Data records
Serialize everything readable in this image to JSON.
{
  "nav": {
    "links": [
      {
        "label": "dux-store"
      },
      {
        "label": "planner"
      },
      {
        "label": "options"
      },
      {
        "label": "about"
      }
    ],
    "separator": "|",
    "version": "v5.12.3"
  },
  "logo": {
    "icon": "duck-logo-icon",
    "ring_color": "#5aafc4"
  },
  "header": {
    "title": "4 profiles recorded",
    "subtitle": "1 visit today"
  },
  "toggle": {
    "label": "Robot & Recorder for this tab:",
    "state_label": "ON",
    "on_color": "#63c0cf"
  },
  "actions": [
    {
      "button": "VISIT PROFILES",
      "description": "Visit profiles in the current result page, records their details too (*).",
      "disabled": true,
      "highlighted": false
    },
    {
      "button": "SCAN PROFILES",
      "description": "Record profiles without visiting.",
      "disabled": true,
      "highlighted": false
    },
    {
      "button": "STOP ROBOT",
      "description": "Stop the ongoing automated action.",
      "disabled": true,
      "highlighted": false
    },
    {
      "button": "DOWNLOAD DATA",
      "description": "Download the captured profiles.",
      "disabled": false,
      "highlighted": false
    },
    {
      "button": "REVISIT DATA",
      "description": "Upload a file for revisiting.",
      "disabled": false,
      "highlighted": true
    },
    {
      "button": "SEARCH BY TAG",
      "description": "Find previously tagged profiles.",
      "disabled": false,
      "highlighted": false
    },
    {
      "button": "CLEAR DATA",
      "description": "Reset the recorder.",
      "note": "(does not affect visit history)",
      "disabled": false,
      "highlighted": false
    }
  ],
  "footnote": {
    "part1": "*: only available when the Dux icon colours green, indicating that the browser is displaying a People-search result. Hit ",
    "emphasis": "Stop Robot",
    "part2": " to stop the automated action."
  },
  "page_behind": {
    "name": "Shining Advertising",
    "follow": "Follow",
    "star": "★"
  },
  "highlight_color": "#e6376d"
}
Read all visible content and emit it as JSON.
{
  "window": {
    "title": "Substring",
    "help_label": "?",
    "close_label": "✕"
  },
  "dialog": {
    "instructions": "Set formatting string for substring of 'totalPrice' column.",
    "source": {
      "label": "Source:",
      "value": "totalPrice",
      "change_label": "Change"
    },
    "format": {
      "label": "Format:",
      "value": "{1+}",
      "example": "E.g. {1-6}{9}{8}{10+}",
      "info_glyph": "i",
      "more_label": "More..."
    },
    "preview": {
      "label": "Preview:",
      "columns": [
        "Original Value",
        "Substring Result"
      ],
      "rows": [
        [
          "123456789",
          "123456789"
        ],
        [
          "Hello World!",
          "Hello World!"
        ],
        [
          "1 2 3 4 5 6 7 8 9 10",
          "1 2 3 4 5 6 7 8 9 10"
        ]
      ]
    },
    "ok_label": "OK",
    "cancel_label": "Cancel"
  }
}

• Task instructions:
Print the whole listing again, exactly.

• Response:
Serialize everything readable in this image to JSON.
{
  "nav": {
    "links": [
      {
        "label": "dux-store"
      },
      {
        "label": "planner"
      },
      {
        "label": "options"
      },
      {
        "label": "about"
      }
    ],
    "separator": "|",
    "version": "v5.12.3"
  },
  "logo": {
    "icon": "duck-logo-icon",
    "ring_color": "#5aafc4"
  },
  "header": {
    "title": "4 profiles recorded",
    "subtitle": "1 visit today"
  },
  "toggle": {
    "label": "Robot & Recorder for this tab:",
    "state_label": "ON",
    "on_color": "#63c0cf"
  },
  "actions": [
    {
      "button": "VISIT PROFILES",
      "description": "Visit profiles in the current result page, records their details too (*).",
      "disabled": true,
      "highlighted": false
    },
    {
      "button": "SCAN PROFILES",
      "description": "Record profiles without visiting.",
      "disabled": true,
      "highlighted": false
    },
    {
      "button": "STOP ROBOT",
      "description": "Stop the ongoing automated action.",
      "disabled": true,
      "highlighted": false
    },
    {
      "button": "DOWNLOAD DATA",
      "description": "Download the captured profiles.",
      "disabled": false,
      "highlighted": false
    },
    {
      "button": "REVISIT DATA",
      "description": "Upload a file for revisiting.",
      "disabled": false,
      "highlighted": true
    },
    {
      "button": "SEARCH BY TAG",
      "description": "Find previously tagged profiles.",
      "disabled": false,
      "highlighted": false
    },
    {
      "button": "CLEAR DATA",
      "description": "Reset the recorder.",
      "note": "(does not affect visit history)",
      "disabled": false,
      "highlighted": false
    }
  ],
  "footnote": {
    "part1": "*: only available when the Dux icon colours green, indicating that the browser is displaying a People-search result. Hit ",
    "emphasis": "Stop Robot",
    "part2": " to stop the automated action."
  },
  "page_behind": {
    "name": "Shining Advertising",
    "follow": "Follow",
    "star": "★"
  },
  "highlight_color": "#e6376d"
}
Read all visible content and emit it as JSON.
{
  "window": {
    "title": "Substring",
    "help_label": "?",
    "close_label": "✕"
  },
  "dialog": {
    "instructions": "Set formatting string for substring of 'totalPrice' column.",
    "source": {
      "label": "Source:",
      "value": "totalPrice",
      "change_label": "Change"
    },
    "format": {
      "label": "Format:",
      "value": "{1+}",
      "example": "E.g. {1-6}{9}{8}{10+}",
      "info_glyph": "i",
      "more_label": "More..."
    },
    "preview": {
      "label": "Preview:",
      "columns": [
        "Original Value",
        "Substring Result"
      ],
      "rows": [
        [
          "123456789",
          "123456789"
        ],
        [
          "Hello World!",
          "Hello World!"
        ],
        [
          "1 2 3 4 5 6 7 8 9 10",
          "1 2 3 4 5 6 7 8 9 10"
        ]
      ]
    },
    "ok_label": "OK",
    "cancel_label": "Cancel"
  }
}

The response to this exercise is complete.